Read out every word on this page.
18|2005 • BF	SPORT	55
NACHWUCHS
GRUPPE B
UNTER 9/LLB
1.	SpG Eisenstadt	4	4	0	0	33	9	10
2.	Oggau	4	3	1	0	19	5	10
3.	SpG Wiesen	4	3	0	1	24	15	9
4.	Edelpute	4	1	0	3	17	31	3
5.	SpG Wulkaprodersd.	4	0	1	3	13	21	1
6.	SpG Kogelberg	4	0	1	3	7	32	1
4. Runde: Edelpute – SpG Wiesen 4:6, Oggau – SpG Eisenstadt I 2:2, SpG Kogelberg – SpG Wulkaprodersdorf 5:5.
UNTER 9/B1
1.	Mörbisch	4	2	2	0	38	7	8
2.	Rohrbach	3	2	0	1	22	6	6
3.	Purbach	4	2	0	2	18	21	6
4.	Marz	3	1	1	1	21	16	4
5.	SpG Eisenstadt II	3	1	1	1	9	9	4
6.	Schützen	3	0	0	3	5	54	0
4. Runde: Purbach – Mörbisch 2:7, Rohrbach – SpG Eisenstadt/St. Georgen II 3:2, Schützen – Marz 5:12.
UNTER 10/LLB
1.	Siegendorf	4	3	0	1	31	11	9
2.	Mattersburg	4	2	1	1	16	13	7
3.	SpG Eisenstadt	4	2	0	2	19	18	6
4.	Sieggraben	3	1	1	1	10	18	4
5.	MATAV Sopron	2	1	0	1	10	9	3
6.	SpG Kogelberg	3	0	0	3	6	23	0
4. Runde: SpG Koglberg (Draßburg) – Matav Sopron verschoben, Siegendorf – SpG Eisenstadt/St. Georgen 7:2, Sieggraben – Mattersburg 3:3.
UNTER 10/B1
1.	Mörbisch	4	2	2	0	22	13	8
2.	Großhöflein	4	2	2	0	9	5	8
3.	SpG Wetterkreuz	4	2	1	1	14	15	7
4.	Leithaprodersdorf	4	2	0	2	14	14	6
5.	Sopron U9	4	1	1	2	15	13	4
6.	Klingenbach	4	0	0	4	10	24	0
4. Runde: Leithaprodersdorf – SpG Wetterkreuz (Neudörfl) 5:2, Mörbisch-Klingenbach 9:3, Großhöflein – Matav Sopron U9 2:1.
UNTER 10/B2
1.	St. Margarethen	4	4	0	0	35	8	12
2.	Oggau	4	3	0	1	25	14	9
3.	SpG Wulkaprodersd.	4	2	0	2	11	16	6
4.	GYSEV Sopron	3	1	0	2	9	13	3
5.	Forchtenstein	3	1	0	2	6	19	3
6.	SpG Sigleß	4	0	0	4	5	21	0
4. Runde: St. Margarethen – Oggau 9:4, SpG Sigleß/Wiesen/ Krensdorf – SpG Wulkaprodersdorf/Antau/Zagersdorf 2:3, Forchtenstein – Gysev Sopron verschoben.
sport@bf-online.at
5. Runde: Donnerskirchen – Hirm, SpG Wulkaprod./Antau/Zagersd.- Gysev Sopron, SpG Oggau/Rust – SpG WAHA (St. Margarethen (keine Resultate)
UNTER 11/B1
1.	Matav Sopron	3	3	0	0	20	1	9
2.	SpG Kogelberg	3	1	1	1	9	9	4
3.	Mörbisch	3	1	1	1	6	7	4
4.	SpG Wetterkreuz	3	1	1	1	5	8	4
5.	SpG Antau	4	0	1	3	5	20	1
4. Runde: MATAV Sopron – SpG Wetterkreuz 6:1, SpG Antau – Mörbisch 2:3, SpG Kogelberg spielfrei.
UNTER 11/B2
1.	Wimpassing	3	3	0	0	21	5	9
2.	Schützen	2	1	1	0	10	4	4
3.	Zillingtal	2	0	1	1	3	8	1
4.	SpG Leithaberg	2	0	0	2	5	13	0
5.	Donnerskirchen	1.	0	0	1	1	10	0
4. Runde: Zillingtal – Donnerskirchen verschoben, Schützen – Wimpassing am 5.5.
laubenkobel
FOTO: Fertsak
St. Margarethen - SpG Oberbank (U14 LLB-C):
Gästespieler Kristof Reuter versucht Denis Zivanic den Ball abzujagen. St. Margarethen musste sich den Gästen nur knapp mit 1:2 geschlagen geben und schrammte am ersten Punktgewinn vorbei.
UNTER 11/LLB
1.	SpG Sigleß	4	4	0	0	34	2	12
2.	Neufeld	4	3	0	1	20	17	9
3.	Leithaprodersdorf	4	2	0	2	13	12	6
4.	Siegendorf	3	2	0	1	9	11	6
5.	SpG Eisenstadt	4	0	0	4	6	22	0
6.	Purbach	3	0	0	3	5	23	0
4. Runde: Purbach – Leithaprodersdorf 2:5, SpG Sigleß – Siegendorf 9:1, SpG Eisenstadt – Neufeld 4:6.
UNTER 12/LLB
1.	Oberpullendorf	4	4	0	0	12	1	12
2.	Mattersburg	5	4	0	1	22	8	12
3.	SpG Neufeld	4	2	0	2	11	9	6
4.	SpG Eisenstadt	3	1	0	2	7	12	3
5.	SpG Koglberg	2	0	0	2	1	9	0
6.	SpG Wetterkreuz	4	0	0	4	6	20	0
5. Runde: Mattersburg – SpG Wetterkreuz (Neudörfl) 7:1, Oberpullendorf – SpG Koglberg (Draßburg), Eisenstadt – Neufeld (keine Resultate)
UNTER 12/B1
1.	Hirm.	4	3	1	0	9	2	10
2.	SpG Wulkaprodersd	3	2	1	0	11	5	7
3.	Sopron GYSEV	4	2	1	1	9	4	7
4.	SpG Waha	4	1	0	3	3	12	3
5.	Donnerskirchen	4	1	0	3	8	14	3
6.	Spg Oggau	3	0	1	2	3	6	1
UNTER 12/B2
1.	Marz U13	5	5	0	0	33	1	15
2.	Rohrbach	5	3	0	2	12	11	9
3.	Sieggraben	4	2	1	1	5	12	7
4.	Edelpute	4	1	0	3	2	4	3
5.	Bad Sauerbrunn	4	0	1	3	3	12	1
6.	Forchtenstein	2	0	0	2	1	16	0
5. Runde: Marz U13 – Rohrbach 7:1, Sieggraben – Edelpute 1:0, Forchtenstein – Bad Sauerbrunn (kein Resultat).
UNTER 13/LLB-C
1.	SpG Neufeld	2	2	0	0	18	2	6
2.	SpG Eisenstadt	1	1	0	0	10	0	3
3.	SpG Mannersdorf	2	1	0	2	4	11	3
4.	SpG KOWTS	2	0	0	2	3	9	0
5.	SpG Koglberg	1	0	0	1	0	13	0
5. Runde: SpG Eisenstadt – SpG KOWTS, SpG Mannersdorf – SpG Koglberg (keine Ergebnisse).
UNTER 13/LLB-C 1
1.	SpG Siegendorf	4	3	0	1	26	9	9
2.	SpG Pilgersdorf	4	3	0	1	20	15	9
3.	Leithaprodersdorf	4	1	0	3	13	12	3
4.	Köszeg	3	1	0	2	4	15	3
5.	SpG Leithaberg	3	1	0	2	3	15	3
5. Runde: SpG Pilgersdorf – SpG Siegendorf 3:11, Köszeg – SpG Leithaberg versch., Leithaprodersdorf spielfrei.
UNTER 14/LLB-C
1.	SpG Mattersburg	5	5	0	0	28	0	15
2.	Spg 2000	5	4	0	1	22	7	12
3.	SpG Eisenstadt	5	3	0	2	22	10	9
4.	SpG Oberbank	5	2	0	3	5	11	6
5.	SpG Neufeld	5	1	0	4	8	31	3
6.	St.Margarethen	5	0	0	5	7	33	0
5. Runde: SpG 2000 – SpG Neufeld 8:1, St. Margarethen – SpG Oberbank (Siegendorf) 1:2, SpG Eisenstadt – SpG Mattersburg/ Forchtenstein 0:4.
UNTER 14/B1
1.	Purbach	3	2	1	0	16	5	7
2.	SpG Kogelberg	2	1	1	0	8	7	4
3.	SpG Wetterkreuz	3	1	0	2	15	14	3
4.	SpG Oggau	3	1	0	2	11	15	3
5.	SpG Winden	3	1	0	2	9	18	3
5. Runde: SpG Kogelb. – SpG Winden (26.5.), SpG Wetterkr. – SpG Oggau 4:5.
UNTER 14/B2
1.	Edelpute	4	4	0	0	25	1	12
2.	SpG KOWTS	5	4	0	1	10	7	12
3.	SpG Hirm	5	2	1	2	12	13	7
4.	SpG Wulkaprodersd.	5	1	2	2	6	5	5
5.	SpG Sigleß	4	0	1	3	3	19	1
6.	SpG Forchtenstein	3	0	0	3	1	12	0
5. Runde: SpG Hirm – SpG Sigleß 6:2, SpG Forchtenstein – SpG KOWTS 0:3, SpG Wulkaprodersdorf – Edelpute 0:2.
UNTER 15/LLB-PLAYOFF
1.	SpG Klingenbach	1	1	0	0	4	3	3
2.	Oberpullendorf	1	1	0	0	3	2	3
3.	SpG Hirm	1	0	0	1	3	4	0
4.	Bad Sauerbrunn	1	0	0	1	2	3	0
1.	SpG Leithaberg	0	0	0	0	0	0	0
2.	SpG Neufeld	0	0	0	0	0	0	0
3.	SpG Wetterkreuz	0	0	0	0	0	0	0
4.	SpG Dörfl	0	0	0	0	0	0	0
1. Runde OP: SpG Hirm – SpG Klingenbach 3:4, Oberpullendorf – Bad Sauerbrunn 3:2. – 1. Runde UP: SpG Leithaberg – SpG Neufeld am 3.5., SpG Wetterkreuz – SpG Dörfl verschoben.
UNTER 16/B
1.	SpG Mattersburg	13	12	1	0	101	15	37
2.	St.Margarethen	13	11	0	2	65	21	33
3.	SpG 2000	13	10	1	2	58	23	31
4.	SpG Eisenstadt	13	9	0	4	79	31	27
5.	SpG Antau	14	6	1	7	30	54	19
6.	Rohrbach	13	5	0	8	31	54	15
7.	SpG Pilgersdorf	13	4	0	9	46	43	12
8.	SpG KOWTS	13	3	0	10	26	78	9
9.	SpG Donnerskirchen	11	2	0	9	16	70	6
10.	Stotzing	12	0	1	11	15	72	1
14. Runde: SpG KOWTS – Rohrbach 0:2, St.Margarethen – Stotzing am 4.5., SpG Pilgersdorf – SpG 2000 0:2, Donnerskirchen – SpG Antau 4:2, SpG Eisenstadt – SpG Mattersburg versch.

- - -

**WHAT YOU SHOULD DO:** Tally the lines above containing "Purbach". Answer with the count only.

**OUTPUT OF THE TASK:** 5